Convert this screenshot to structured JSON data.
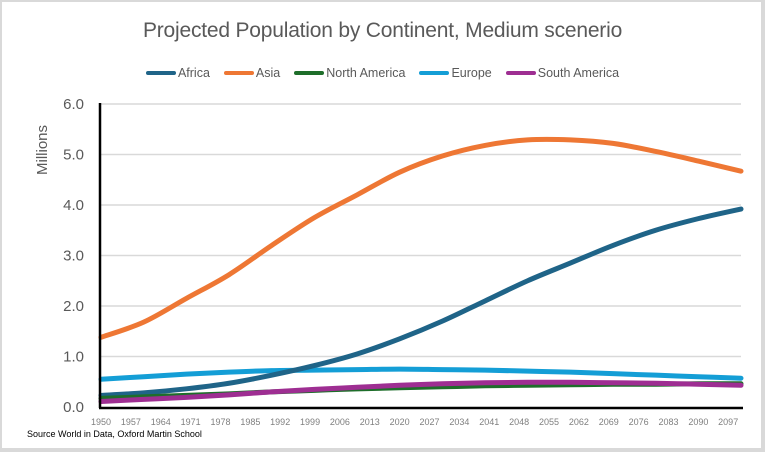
{
  "chart_data": {
    "type": "line",
    "title": "Projected Population by Continent, Medium scenerio",
    "xlabel": "",
    "ylabel": "Millions",
    "ylim": [
      0,
      6
    ],
    "yticks": [
      "0.0",
      "1.0",
      "2.0",
      "3.0",
      "4.0",
      "5.0",
      "6.0"
    ],
    "xlim": [
      1950,
      2100
    ],
    "xticks": [
      "1950",
      "1957",
      "1964",
      "1971",
      "1978",
      "1985",
      "1992",
      "1999",
      "2006",
      "2013",
      "2020",
      "2027",
      "2034",
      "2041",
      "2048",
      "2055",
      "2062",
      "2069",
      "2076",
      "2083",
      "2090",
      "2097"
    ],
    "grid": true,
    "legend_position": "top",
    "x": [
      1950,
      1960,
      1970,
      1980,
      1990,
      2000,
      2010,
      2020,
      2030,
      2040,
      2050,
      2060,
      2070,
      2080,
      2090,
      2100
    ],
    "series": [
      {
        "name": "Africa",
        "color": "#1f6488",
        "values": [
          0.23,
          0.28,
          0.36,
          0.47,
          0.63,
          0.82,
          1.05,
          1.35,
          1.7,
          2.1,
          2.5,
          2.85,
          3.2,
          3.5,
          3.73,
          3.92
        ]
      },
      {
        "name": "Asia",
        "color": "#ee7734",
        "values": [
          1.38,
          1.68,
          2.15,
          2.62,
          3.2,
          3.75,
          4.2,
          4.65,
          4.97,
          5.18,
          5.29,
          5.29,
          5.22,
          5.06,
          4.87,
          4.67
        ]
      },
      {
        "name": "North America",
        "color": "#1e6e2a",
        "values": [
          0.17,
          0.2,
          0.23,
          0.26,
          0.3,
          0.33,
          0.36,
          0.38,
          0.4,
          0.42,
          0.43,
          0.44,
          0.45,
          0.45,
          0.46,
          0.46
        ]
      },
      {
        "name": "Europe",
        "color": "#149ed6",
        "values": [
          0.55,
          0.6,
          0.65,
          0.69,
          0.72,
          0.73,
          0.74,
          0.75,
          0.74,
          0.73,
          0.71,
          0.69,
          0.66,
          0.63,
          0.6,
          0.57
        ]
      },
      {
        "name": "South America",
        "color": "#9e2e92",
        "values": [
          0.11,
          0.15,
          0.19,
          0.24,
          0.3,
          0.35,
          0.39,
          0.43,
          0.46,
          0.48,
          0.49,
          0.49,
          0.48,
          0.47,
          0.45,
          0.43
        ]
      }
    ],
    "annotations": [
      "Source World in Data, Oxford Martin School"
    ]
  },
  "source_note": "Source World in Data, Oxford Martin School"
}
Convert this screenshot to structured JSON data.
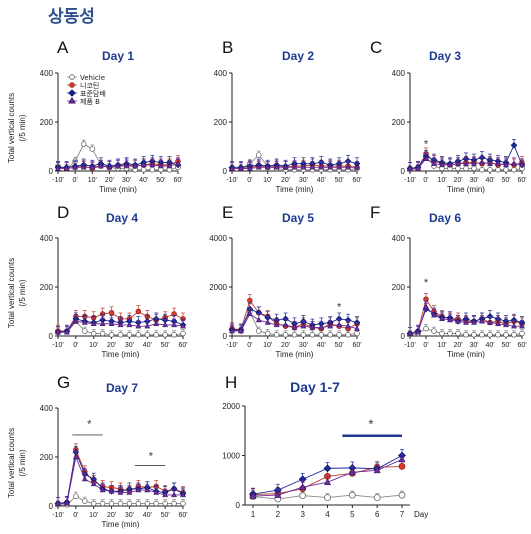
{
  "page_title": "상동성",
  "y_axis_label_line1": "Total vertical counts",
  "y_axis_label_line2": "(/5 min)",
  "colors": {
    "title": "#2f4f8f",
    "day_title": "#1f3a93",
    "vehicle": "#ffffff",
    "nicotine": "#e0392b",
    "standard_tobacco": "#1a2a9c",
    "product_b": "#6b2fa0",
    "asterisk": "#333333"
  },
  "legend": [
    "Vehicle",
    "니코틴",
    "표준담배",
    "제품 B"
  ],
  "chart_data": [
    {
      "type": "line",
      "panel": "A",
      "title": "Day 1",
      "xlabel": "Time (min)",
      "ylabel": "Total vertical counts (/5 min)",
      "categories": [
        "-10'",
        "0'",
        "10'",
        "20'",
        "30'",
        "40'",
        "50'",
        "60'"
      ],
      "x": [
        -10,
        -5,
        0,
        5,
        10,
        15,
        20,
        25,
        30,
        35,
        40,
        45,
        50,
        55,
        60
      ],
      "ylim": [
        0,
        400
      ],
      "yticks": [
        0,
        200,
        400
      ],
      "legend_position": "top-left",
      "series": [
        {
          "name": "Vehicle",
          "values": [
            20,
            10,
            40,
            110,
            90,
            25,
            15,
            10,
            10,
            5,
            5,
            5,
            5,
            5,
            15
          ]
        },
        {
          "name": "니코틴",
          "values": [
            15,
            10,
            15,
            20,
            10,
            20,
            15,
            20,
            25,
            20,
            25,
            30,
            25,
            25,
            40
          ]
        },
        {
          "name": "표준담배",
          "values": [
            15,
            15,
            20,
            25,
            20,
            30,
            20,
            25,
            30,
            25,
            35,
            40,
            35,
            35,
            25
          ]
        },
        {
          "name": "제품 B",
          "values": [
            10,
            10,
            15,
            15,
            15,
            20,
            15,
            20,
            20,
            20,
            25,
            25,
            20,
            20,
            30
          ]
        }
      ]
    },
    {
      "type": "line",
      "panel": "B",
      "title": "Day 2",
      "xlabel": "Time (min)",
      "categories": [
        "-10'",
        "0'",
        "10'",
        "20'",
        "30'",
        "40'",
        "50'",
        "60'"
      ],
      "x": [
        -10,
        -5,
        0,
        5,
        10,
        15,
        20,
        25,
        30,
        35,
        40,
        45,
        50,
        55,
        60
      ],
      "ylim": [
        0,
        400
      ],
      "yticks": [
        0,
        200,
        400
      ],
      "series": [
        {
          "name": "Vehicle",
          "values": [
            10,
            10,
            30,
            65,
            20,
            10,
            5,
            5,
            5,
            5,
            5,
            5,
            5,
            5,
            10
          ]
        },
        {
          "name": "니코틴",
          "values": [
            10,
            10,
            15,
            20,
            15,
            20,
            15,
            20,
            20,
            25,
            20,
            20,
            20,
            20,
            15
          ]
        },
        {
          "name": "표준담배",
          "values": [
            15,
            15,
            20,
            25,
            20,
            25,
            20,
            30,
            30,
            30,
            35,
            25,
            30,
            40,
            30
          ]
        },
        {
          "name": "제품 B",
          "values": [
            10,
            10,
            10,
            15,
            15,
            15,
            15,
            15,
            15,
            15,
            15,
            15,
            15,
            15,
            15
          ]
        }
      ]
    },
    {
      "type": "line",
      "panel": "C",
      "title": "Day 3",
      "xlabel": "Time (min)",
      "categories": [
        "-10'",
        "0'",
        "10'",
        "20'",
        "30'",
        "40'",
        "50'",
        "60'"
      ],
      "x": [
        -10,
        -5,
        0,
        5,
        10,
        15,
        20,
        25,
        30,
        35,
        40,
        45,
        50,
        55,
        60
      ],
      "ylim": [
        0,
        400
      ],
      "yticks": [
        0,
        200,
        400
      ],
      "annotations": [
        {
          "text": "*",
          "x": 0,
          "y": 95
        }
      ],
      "series": [
        {
          "name": "Vehicle",
          "values": [
            5,
            10,
            60,
            20,
            10,
            10,
            10,
            10,
            10,
            5,
            5,
            5,
            5,
            5,
            10
          ]
        },
        {
          "name": "니코틴",
          "values": [
            10,
            15,
            70,
            40,
            30,
            25,
            30,
            35,
            35,
            30,
            35,
            25,
            30,
            25,
            35
          ]
        },
        {
          "name": "표준담배",
          "values": [
            10,
            15,
            60,
            45,
            35,
            30,
            40,
            50,
            45,
            55,
            45,
            40,
            35,
            105,
            25
          ]
        },
        {
          "name": "제품 B",
          "values": [
            10,
            10,
            50,
            30,
            25,
            25,
            30,
            30,
            30,
            35,
            30,
            30,
            25,
            30,
            25
          ]
        }
      ]
    },
    {
      "type": "line",
      "panel": "D",
      "title": "Day 4",
      "xlabel": "Time (min)",
      "categories": [
        "-10'",
        "0'",
        "10'",
        "20'",
        "30'",
        "40'",
        "50'",
        "60'"
      ],
      "x": [
        -10,
        -5,
        0,
        5,
        10,
        15,
        20,
        25,
        30,
        35,
        40,
        45,
        50,
        55,
        60
      ],
      "ylim": [
        0,
        400
      ],
      "yticks": [
        0,
        200,
        400
      ],
      "series": [
        {
          "name": "Vehicle",
          "values": [
            20,
            20,
            60,
            20,
            10,
            10,
            5,
            5,
            5,
            5,
            5,
            5,
            5,
            5,
            10
          ]
        },
        {
          "name": "니코틴",
          "values": [
            20,
            20,
            80,
            80,
            75,
            90,
            95,
            70,
            70,
            100,
            80,
            65,
            75,
            90,
            70
          ]
        },
        {
          "name": "표준담배",
          "values": [
            15,
            20,
            70,
            60,
            55,
            65,
            60,
            55,
            60,
            55,
            60,
            70,
            65,
            60,
            45
          ]
        },
        {
          "name": "제품 B",
          "values": [
            15,
            15,
            60,
            55,
            50,
            50,
            50,
            45,
            45,
            40,
            40,
            50,
            45,
            45,
            40
          ]
        }
      ]
    },
    {
      "type": "line",
      "panel": "E",
      "title": "Day 5",
      "xlabel": "Time (min)",
      "categories": [
        "-10'",
        "0'",
        "10'",
        "20'",
        "30'",
        "40'",
        "50'",
        "60'"
      ],
      "x": [
        -10,
        -5,
        0,
        5,
        10,
        15,
        20,
        25,
        30,
        35,
        40,
        45,
        50,
        55,
        60
      ],
      "ylim": [
        0,
        4000
      ],
      "yticks": [
        0,
        2000,
        4000
      ],
      "annotations": [
        {
          "text": "*",
          "x": 50,
          "y": 1050
        }
      ],
      "series": [
        {
          "name": "Vehicle",
          "values": [
            250,
            200,
            1000,
            200,
            100,
            50,
            50,
            50,
            50,
            50,
            50,
            50,
            50,
            50,
            100
          ]
        },
        {
          "name": "니코틴",
          "values": [
            300,
            250,
            1450,
            950,
            800,
            500,
            400,
            350,
            500,
            350,
            300,
            500,
            400,
            300,
            500
          ]
        },
        {
          "name": "표준담배",
          "values": [
            250,
            250,
            1100,
            950,
            750,
            650,
            700,
            500,
            600,
            450,
            500,
            550,
            700,
            650,
            550
          ]
        },
        {
          "name": "제품 B",
          "values": [
            200,
            200,
            900,
            650,
            550,
            450,
            450,
            350,
            400,
            350,
            350,
            400,
            450,
            400,
            300
          ]
        }
      ]
    },
    {
      "type": "line",
      "panel": "F",
      "title": "Day 6",
      "xlabel": "Time (min)",
      "categories": [
        "-10'",
        "0'",
        "10'",
        "20'",
        "30'",
        "40'",
        "50'",
        "60'"
      ],
      "x": [
        -10,
        -5,
        0,
        5,
        10,
        15,
        20,
        25,
        30,
        35,
        40,
        45,
        50,
        55,
        60
      ],
      "ylim": [
        0,
        400
      ],
      "yticks": [
        0,
        200,
        400
      ],
      "annotations": [
        {
          "text": "*",
          "x": 0,
          "y": 205
        }
      ],
      "series": [
        {
          "name": "Vehicle",
          "values": [
            5,
            10,
            30,
            20,
            10,
            10,
            10,
            5,
            5,
            5,
            5,
            5,
            5,
            5,
            10
          ]
        },
        {
          "name": "니코틴",
          "values": [
            10,
            20,
            150,
            100,
            80,
            70,
            70,
            60,
            60,
            70,
            55,
            60,
            50,
            60,
            50
          ]
        },
        {
          "name": "표준담배",
          "values": [
            10,
            20,
            110,
            90,
            75,
            75,
            60,
            70,
            60,
            70,
            80,
            70,
            60,
            65,
            55
          ]
        },
        {
          "name": "제품 B",
          "values": [
            10,
            15,
            120,
            85,
            70,
            65,
            60,
            55,
            55,
            60,
            55,
            50,
            45,
            40,
            40
          ]
        }
      ]
    },
    {
      "type": "line",
      "panel": "G",
      "title": "Day 7",
      "xlabel": "Time (min)",
      "categories": [
        "-10'",
        "0'",
        "10'",
        "20'",
        "30'",
        "40'",
        "50'",
        "60'"
      ],
      "x": [
        -10,
        -5,
        0,
        5,
        10,
        15,
        20,
        25,
        30,
        35,
        40,
        45,
        50,
        55,
        60
      ],
      "ylim": [
        0,
        400
      ],
      "yticks": [
        0,
        200,
        400
      ],
      "annotations": [
        {
          "text": "*",
          "x": 7.5,
          "y": 320
        },
        {
          "text": "*",
          "x": 42,
          "y": 190
        }
      ],
      "series": [
        {
          "name": "Vehicle",
          "values": [
            5,
            5,
            40,
            20,
            10,
            10,
            10,
            10,
            10,
            10,
            10,
            10,
            10,
            10,
            10
          ]
        },
        {
          "name": "니코틴",
          "values": [
            10,
            15,
            230,
            140,
            100,
            80,
            75,
            70,
            60,
            80,
            75,
            80,
            60,
            70,
            55
          ]
        },
        {
          "name": "표준담배",
          "values": [
            10,
            15,
            220,
            130,
            110,
            70,
            60,
            60,
            70,
            70,
            75,
            60,
            55,
            70,
            50
          ]
        },
        {
          "name": "제품 B",
          "values": [
            10,
            10,
            200,
            110,
            90,
            65,
            60,
            55,
            55,
            65,
            65,
            55,
            45,
            45,
            45
          ]
        }
      ]
    },
    {
      "type": "line",
      "panel": "H",
      "title": "Day 1-7",
      "xlabel": "Day",
      "categories": [
        "1",
        "2",
        "3",
        "4",
        "5",
        "6",
        "7"
      ],
      "ylim": [
        0,
        2000
      ],
      "yticks": [
        0,
        1000,
        2000
      ],
      "annotations": [
        {
          "text": "*",
          "x": 5.75,
          "y": 1550
        }
      ],
      "series": [
        {
          "name": "Vehicle",
          "values": [
            170,
            120,
            190,
            150,
            200,
            150,
            200
          ]
        },
        {
          "name": "니코틴",
          "values": [
            210,
            230,
            330,
            580,
            640,
            760,
            780
          ]
        },
        {
          "name": "표준담배",
          "values": [
            220,
            300,
            520,
            740,
            750,
            730,
            1000
          ]
        },
        {
          "name": "제품 B",
          "values": [
            180,
            200,
            360,
            460,
            660,
            700,
            920
          ]
        }
      ]
    }
  ]
}
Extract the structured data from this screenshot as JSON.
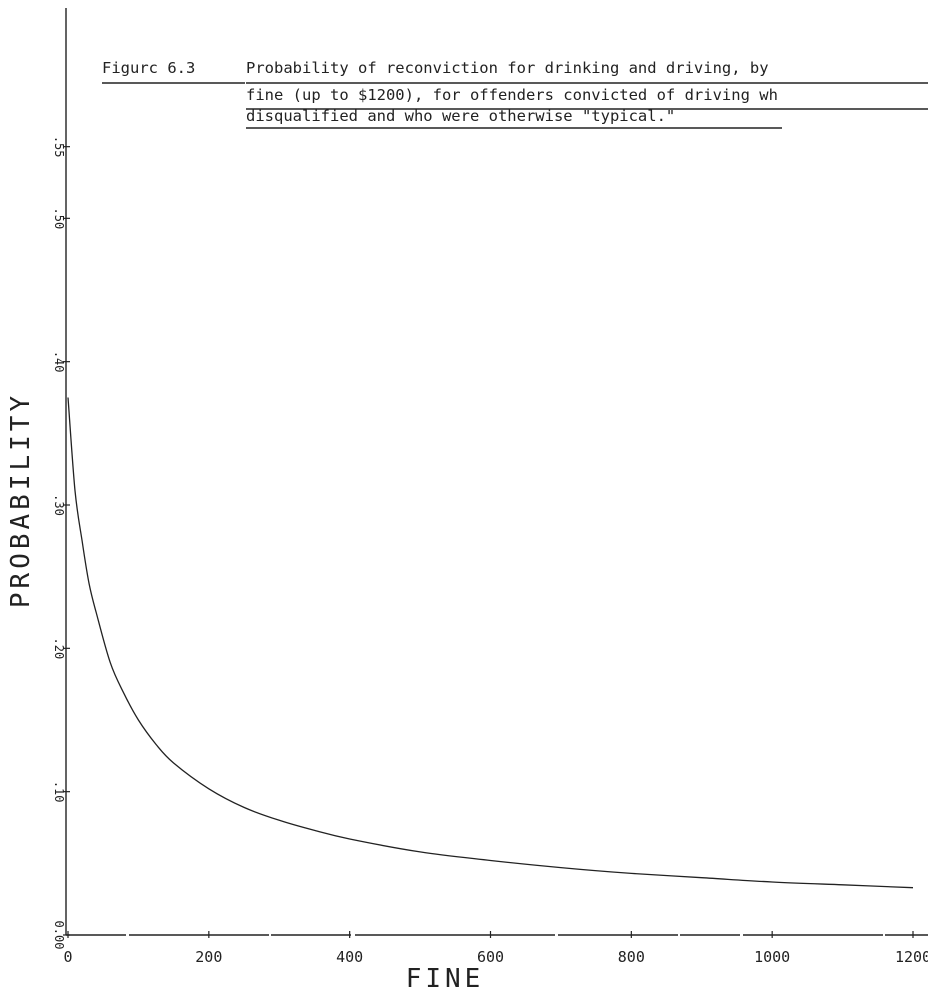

▶ Set problem
Of the lines in the data, how many hold the string "ylabel"? State the number, nothing else.

▶ Answer to this task
2